--- start Supplied material ---
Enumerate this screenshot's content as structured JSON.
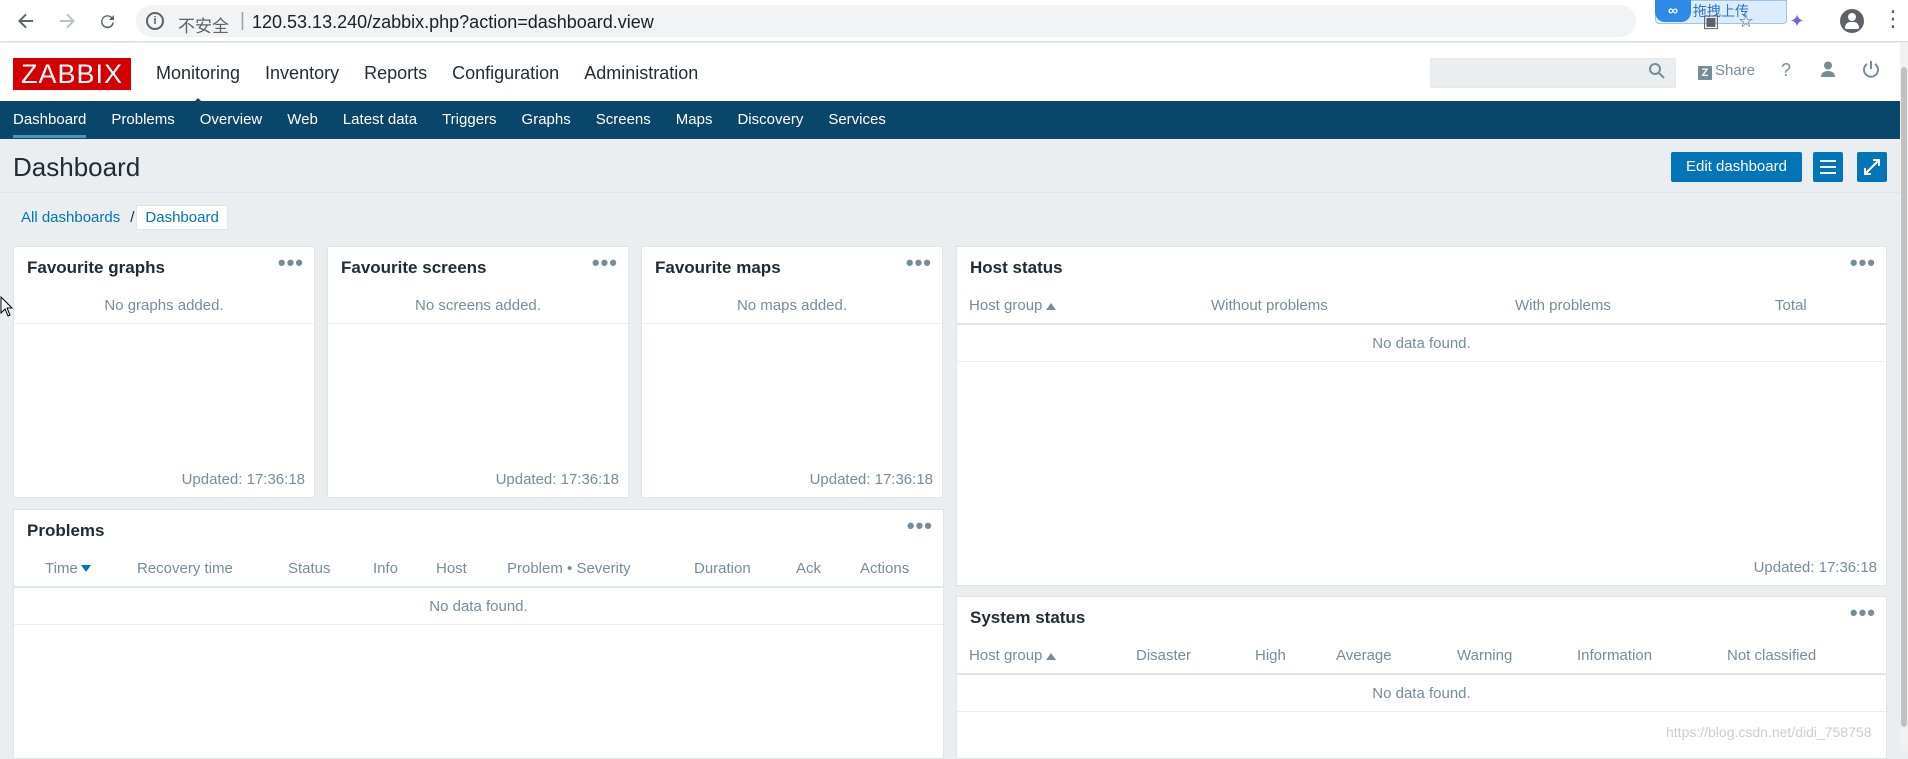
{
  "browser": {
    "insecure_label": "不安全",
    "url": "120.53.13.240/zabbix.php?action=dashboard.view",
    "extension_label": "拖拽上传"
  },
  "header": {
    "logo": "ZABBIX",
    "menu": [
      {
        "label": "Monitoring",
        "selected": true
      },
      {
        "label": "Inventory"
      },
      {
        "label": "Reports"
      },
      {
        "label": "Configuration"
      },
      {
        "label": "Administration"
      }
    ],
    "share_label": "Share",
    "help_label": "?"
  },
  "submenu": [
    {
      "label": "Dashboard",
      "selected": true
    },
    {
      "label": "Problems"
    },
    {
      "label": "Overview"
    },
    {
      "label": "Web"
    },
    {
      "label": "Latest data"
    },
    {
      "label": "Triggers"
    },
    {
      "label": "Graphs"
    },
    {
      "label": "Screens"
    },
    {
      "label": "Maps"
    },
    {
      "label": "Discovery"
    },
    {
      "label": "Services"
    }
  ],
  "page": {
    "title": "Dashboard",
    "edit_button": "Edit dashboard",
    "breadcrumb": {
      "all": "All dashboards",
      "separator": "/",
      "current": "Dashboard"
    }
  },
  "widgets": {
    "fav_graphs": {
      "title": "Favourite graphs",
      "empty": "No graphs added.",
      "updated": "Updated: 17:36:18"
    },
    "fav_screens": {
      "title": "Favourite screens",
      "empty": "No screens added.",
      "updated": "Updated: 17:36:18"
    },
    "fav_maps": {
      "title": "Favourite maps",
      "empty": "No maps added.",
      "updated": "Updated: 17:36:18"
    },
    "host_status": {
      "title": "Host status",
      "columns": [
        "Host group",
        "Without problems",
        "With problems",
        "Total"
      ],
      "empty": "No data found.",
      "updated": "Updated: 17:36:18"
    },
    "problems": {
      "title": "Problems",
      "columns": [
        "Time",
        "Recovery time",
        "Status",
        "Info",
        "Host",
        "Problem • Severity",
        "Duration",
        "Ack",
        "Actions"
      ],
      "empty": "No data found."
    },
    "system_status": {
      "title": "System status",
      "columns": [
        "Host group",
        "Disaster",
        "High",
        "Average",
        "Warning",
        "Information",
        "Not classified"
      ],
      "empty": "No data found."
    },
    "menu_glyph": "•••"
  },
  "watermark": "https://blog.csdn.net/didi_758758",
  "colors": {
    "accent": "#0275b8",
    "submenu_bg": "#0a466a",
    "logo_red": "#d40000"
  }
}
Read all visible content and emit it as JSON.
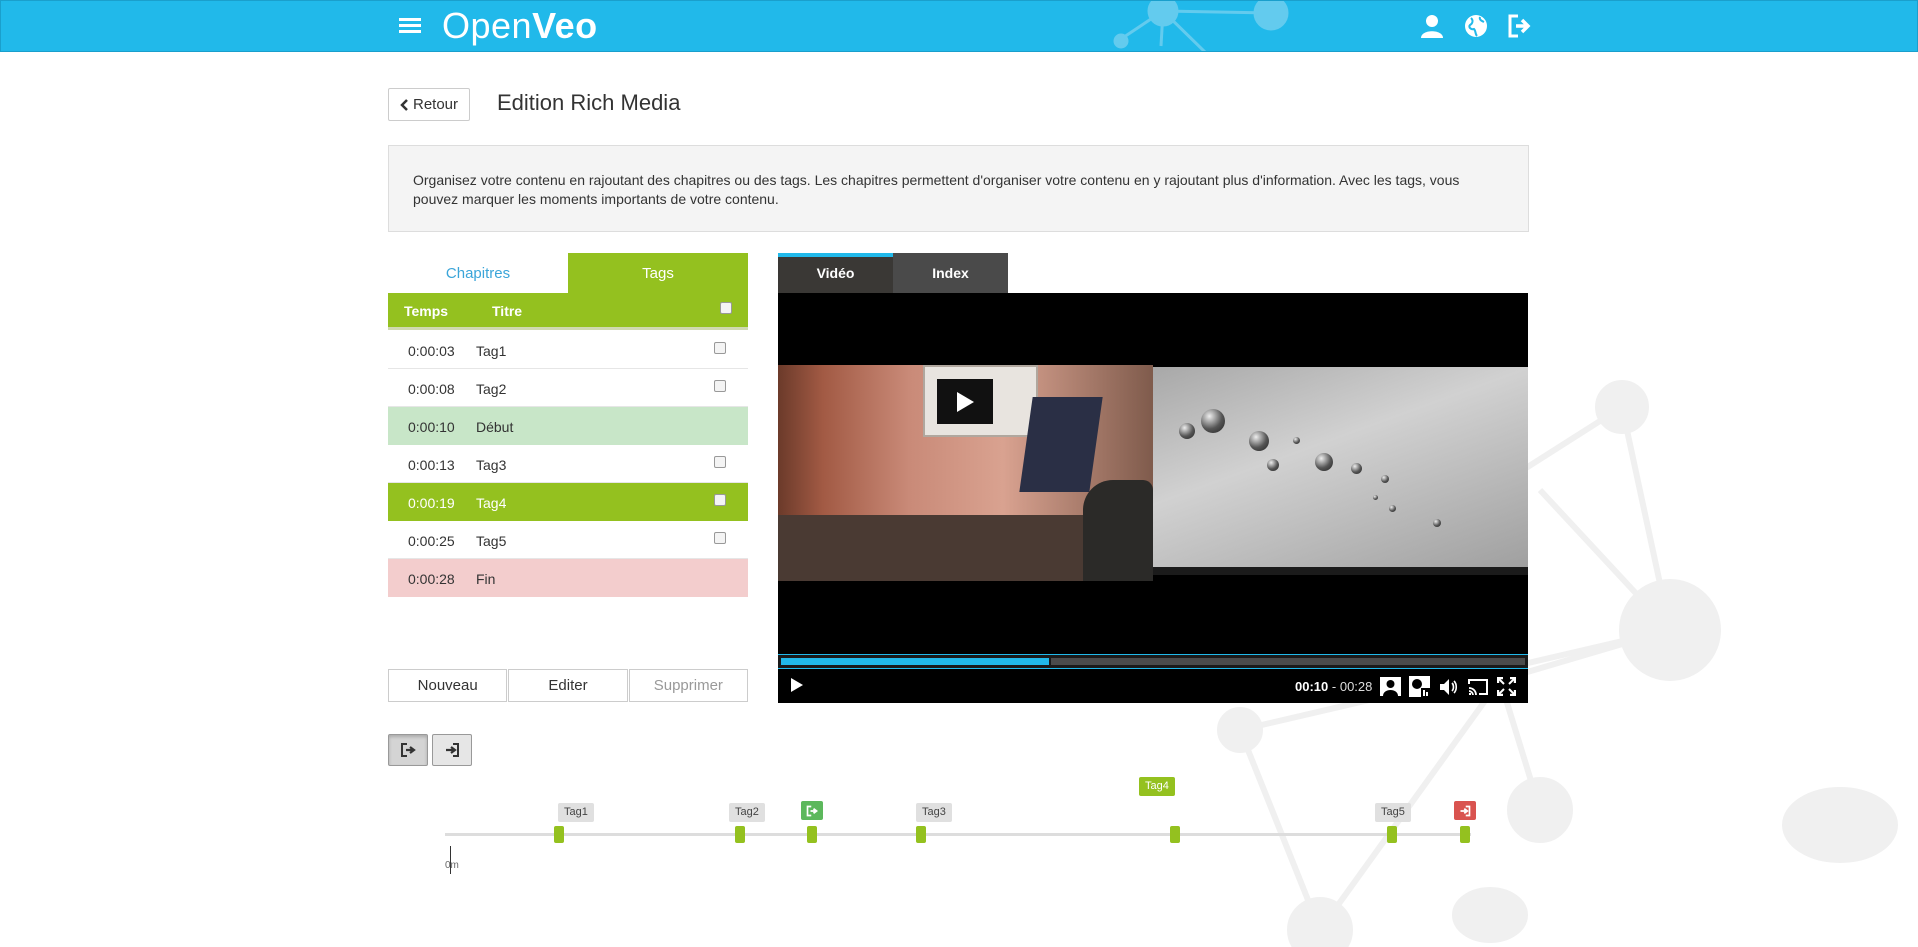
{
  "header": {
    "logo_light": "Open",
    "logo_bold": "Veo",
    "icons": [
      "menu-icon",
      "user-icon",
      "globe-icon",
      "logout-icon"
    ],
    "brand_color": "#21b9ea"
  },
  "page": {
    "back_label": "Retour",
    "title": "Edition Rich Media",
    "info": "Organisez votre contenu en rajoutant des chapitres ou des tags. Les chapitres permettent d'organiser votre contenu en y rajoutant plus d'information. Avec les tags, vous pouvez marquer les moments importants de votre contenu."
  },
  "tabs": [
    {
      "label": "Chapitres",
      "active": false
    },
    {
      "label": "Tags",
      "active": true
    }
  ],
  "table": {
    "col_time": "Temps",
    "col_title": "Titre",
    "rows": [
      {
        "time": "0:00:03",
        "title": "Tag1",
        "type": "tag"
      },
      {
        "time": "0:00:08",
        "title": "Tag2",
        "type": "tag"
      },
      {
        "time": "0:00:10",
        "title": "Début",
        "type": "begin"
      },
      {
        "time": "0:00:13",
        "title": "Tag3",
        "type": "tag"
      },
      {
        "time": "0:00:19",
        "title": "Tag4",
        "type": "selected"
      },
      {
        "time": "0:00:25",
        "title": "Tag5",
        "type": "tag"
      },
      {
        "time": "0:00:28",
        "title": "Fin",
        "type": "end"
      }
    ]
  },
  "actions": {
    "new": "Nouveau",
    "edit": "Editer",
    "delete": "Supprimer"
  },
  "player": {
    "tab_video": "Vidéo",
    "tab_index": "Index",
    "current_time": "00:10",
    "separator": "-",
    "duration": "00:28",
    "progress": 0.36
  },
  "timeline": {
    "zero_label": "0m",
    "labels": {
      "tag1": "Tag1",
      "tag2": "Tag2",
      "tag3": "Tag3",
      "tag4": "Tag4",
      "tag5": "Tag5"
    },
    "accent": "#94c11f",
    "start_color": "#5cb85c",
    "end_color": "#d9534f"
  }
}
--- end Supplied material ---
All records should be output exactly, with the pictures left out.

● **Task answer**:
Enumerate this screenshot's content as structured JSON.
{
  "browser": {
    "insecure_label": "不安全",
    "url": "120.53.13.240/zabbix.php?action=dashboard.view",
    "extension_label": "拖拽上传"
  },
  "header": {
    "logo": "ZABBIX",
    "menu": [
      {
        "label": "Monitoring",
        "selected": true
      },
      {
        "label": "Inventory"
      },
      {
        "label": "Reports"
      },
      {
        "label": "Configuration"
      },
      {
        "label": "Administration"
      }
    ],
    "share_label": "Share",
    "help_label": "?"
  },
  "submenu": [
    {
      "label": "Dashboard",
      "selected": true
    },
    {
      "label": "Problems"
    },
    {
      "label": "Overview"
    },
    {
      "label": "Web"
    },
    {
      "label": "Latest data"
    },
    {
      "label": "Triggers"
    },
    {
      "label": "Graphs"
    },
    {
      "label": "Screens"
    },
    {
      "label": "Maps"
    },
    {
      "label": "Discovery"
    },
    {
      "label": "Services"
    }
  ],
  "page": {
    "title": "Dashboard",
    "edit_button": "Edit dashboard",
    "breadcrumb": {
      "all": "All dashboards",
      "separator": "/",
      "current": "Dashboard"
    }
  },
  "widgets": {
    "fav_graphs": {
      "title": "Favourite graphs",
      "empty": "No graphs added.",
      "updated": "Updated: 17:36:18"
    },
    "fav_screens": {
      "title": "Favourite screens",
      "empty": "No screens added.",
      "updated": "Updated: 17:36:18"
    },
    "fav_maps": {
      "title": "Favourite maps",
      "empty": "No maps added.",
      "updated": "Updated: 17:36:18"
    },
    "host_status": {
      "title": "Host status",
      "columns": [
        "Host group",
        "Without problems",
        "With problems",
        "Total"
      ],
      "empty": "No data found.",
      "updated": "Updated: 17:36:18"
    },
    "problems": {
      "title": "Problems",
      "columns": [
        "Time",
        "Recovery time",
        "Status",
        "Info",
        "Host",
        "Problem • Severity",
        "Duration",
        "Ack",
        "Actions"
      ],
      "empty": "No data found."
    },
    "system_status": {
      "title": "System status",
      "columns": [
        "Host group",
        "Disaster",
        "High",
        "Average",
        "Warning",
        "Information",
        "Not classified"
      ],
      "empty": "No data found."
    },
    "menu_glyph": "•••"
  },
  "watermark": "https://blog.csdn.net/didi_758758",
  "colors": {
    "accent": "#0275b8",
    "submenu_bg": "#0a466a",
    "logo_red": "#d40000"
  }
}
Read all visible content and emit it as JSON.
{
  "header": {
    "logo_light": "Open",
    "logo_bold": "Veo",
    "icons": [
      "menu-icon",
      "user-icon",
      "globe-icon",
      "logout-icon"
    ],
    "brand_color": "#21b9ea"
  },
  "page": {
    "back_label": "Retour",
    "title": "Edition Rich Media",
    "info": "Organisez votre contenu en rajoutant des chapitres ou des tags. Les chapitres permettent d'organiser votre contenu en y rajoutant plus d'information. Avec les tags, vous pouvez marquer les moments importants de votre contenu."
  },
  "tabs": [
    {
      "label": "Chapitres",
      "active": false
    },
    {
      "label": "Tags",
      "active": true
    }
  ],
  "table": {
    "col_time": "Temps",
    "col_title": "Titre",
    "rows": [
      {
        "time": "0:00:03",
        "title": "Tag1",
        "type": "tag"
      },
      {
        "time": "0:00:08",
        "title": "Tag2",
        "type": "tag"
      },
      {
        "time": "0:00:10",
        "title": "Début",
        "type": "begin"
      },
      {
        "time": "0:00:13",
        "title": "Tag3",
        "type": "tag"
      },
      {
        "time": "0:00:19",
        "title": "Tag4",
        "type": "selected"
      },
      {
        "time": "0:00:25",
        "title": "Tag5",
        "type": "tag"
      },
      {
        "time": "0:00:28",
        "title": "Fin",
        "type": "end"
      }
    ]
  },
  "actions": {
    "new": "Nouveau",
    "edit": "Editer",
    "delete": "Supprimer"
  },
  "player": {
    "tab_video": "Vidéo",
    "tab_index": "Index",
    "current_time": "00:10",
    "separator": "-",
    "duration": "00:28",
    "progress": 0.36
  },
  "timeline": {
    "zero_label": "0m",
    "labels": {
      "tag1": "Tag1",
      "tag2": "Tag2",
      "tag3": "Tag3",
      "tag4": "Tag4",
      "tag5": "Tag5"
    },
    "accent": "#94c11f",
    "start_color": "#5cb85c",
    "end_color": "#d9534f"
  }
}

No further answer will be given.